● What you have to do
Please reproduce the rows below verbatim, from the first one through the row containing "- legend-label: Exp. H → lνlν: [331, 400, 409, 415]", and output nothing else.

● Data for processing
==========

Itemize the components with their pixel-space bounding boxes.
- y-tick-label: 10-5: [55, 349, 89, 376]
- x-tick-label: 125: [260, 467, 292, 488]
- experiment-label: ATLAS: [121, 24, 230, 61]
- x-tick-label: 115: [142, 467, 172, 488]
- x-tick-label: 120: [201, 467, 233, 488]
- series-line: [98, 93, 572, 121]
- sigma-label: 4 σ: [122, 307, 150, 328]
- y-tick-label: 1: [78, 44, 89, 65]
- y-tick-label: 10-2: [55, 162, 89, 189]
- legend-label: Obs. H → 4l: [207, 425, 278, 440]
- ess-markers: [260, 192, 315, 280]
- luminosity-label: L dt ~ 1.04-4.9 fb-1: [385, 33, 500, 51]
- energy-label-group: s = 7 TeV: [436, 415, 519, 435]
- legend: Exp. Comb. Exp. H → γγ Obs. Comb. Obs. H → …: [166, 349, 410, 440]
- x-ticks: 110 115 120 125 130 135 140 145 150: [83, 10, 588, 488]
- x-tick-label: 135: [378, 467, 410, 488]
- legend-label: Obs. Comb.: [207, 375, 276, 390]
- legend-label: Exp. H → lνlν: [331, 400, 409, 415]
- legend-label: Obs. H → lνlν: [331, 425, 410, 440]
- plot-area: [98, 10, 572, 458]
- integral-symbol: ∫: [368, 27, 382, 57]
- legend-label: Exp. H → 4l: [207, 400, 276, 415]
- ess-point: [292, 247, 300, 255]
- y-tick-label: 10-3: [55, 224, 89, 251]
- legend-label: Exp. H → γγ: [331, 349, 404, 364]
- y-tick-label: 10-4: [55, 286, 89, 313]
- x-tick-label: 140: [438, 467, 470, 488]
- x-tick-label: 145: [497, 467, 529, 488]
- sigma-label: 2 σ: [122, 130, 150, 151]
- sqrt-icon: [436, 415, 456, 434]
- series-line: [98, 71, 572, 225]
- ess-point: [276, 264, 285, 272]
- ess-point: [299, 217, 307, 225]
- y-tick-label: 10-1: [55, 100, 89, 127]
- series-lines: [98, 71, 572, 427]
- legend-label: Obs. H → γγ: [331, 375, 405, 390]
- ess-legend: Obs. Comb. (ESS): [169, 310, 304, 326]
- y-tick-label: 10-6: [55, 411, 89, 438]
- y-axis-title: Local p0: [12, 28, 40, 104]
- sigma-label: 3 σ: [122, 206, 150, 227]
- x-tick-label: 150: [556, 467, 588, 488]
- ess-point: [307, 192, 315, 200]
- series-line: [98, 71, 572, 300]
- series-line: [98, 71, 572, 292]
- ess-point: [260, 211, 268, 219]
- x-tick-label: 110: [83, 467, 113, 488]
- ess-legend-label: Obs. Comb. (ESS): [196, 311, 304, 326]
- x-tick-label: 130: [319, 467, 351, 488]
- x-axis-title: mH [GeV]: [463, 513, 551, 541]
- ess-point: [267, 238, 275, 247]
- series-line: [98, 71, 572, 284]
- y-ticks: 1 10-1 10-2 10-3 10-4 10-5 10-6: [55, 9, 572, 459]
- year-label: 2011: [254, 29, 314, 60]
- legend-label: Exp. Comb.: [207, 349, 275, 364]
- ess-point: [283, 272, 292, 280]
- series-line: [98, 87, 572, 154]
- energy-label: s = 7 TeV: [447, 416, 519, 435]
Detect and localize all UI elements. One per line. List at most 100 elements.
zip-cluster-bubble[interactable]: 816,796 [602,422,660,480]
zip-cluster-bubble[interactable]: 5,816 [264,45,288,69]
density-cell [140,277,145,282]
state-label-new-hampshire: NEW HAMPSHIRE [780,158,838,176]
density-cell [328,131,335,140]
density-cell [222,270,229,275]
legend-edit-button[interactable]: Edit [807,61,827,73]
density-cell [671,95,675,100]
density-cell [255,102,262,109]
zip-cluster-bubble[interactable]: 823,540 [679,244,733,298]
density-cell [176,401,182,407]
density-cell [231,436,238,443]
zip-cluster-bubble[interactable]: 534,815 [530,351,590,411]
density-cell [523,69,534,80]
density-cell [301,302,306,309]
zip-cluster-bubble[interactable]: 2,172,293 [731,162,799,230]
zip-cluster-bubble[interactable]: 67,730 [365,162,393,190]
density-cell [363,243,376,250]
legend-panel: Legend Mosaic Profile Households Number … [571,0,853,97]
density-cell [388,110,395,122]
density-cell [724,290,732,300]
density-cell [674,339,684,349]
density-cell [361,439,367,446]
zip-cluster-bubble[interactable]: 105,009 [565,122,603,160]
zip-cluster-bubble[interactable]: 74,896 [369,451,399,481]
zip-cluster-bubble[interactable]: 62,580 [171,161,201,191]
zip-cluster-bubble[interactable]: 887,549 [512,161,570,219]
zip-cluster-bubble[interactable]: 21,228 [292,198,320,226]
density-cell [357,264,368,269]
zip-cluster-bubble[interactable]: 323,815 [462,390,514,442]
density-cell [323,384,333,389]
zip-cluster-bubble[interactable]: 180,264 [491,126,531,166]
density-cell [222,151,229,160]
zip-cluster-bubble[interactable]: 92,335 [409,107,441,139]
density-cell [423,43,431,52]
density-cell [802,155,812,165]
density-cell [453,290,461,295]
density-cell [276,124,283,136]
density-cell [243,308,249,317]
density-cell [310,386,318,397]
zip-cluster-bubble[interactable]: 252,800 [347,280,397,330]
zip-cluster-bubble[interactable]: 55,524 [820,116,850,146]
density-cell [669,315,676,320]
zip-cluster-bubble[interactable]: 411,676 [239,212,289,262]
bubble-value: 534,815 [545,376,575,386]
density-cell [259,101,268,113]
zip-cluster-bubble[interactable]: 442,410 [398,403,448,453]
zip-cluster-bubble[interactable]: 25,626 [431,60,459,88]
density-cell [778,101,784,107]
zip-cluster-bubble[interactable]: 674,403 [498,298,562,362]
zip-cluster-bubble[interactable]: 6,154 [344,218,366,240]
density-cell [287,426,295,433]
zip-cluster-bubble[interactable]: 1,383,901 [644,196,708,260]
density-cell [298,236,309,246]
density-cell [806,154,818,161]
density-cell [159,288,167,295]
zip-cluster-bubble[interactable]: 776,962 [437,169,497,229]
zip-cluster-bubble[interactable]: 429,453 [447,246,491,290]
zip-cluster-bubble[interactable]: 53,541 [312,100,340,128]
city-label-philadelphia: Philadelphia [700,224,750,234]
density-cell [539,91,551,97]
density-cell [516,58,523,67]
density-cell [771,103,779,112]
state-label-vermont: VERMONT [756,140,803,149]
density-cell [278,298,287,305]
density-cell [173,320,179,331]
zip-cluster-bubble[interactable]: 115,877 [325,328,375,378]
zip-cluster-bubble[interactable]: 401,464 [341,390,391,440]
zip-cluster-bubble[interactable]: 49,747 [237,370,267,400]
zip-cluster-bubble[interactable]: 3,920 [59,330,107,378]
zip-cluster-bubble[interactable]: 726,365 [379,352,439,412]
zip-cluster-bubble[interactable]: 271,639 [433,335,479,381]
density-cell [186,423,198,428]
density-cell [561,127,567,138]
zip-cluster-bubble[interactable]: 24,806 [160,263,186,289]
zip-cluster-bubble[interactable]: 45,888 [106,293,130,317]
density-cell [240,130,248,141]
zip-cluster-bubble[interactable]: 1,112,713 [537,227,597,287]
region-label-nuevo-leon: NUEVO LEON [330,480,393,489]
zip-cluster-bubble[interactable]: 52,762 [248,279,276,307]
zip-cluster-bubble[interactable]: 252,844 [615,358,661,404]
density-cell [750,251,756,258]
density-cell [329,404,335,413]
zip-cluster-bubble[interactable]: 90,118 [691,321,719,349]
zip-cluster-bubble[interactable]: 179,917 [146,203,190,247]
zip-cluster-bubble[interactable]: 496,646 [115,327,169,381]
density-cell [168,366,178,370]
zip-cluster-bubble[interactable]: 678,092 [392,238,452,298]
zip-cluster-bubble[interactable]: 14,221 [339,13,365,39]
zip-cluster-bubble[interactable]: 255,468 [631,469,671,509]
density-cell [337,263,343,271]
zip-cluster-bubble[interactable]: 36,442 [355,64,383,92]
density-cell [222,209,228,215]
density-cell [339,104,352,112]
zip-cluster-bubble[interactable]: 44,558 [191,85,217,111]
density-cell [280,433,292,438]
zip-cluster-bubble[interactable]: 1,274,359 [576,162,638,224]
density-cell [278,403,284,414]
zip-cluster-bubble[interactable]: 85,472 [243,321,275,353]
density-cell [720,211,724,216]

==========

● Exercise response
Itemize the components with their pixel-space bounding boxes.
- y-tick-label: 10-5: [55, 349, 89, 376]
- x-tick-label: 125: [260, 467, 292, 488]
- experiment-label: ATLAS: [121, 24, 230, 61]
- x-tick-label: 115: [142, 467, 172, 488]
- x-tick-label: 120: [201, 467, 233, 488]
- series-line: [98, 93, 572, 121]
- sigma-label: 4 σ: [122, 307, 150, 328]
- y-tick-label: 1: [78, 44, 89, 65]
- y-tick-label: 10-2: [55, 162, 89, 189]
- legend-label: Obs. H → 4l: [207, 425, 278, 440]
- ess-markers: [260, 192, 315, 280]
- luminosity-label: L dt ~ 1.04-4.9 fb-1: [385, 33, 500, 51]
- energy-label-group: s = 7 TeV: [436, 415, 519, 435]
- legend: Exp. Comb. Exp. H → γγ Obs. Comb. Obs. H → …: [166, 349, 410, 440]
- x-ticks: 110 115 120 125 130 135 140 145 150: [83, 10, 588, 488]
- x-tick-label: 135: [378, 467, 410, 488]
- legend-label: Obs. Comb.: [207, 375, 276, 390]
- legend-label: Exp. H → lνlν: [331, 400, 409, 415]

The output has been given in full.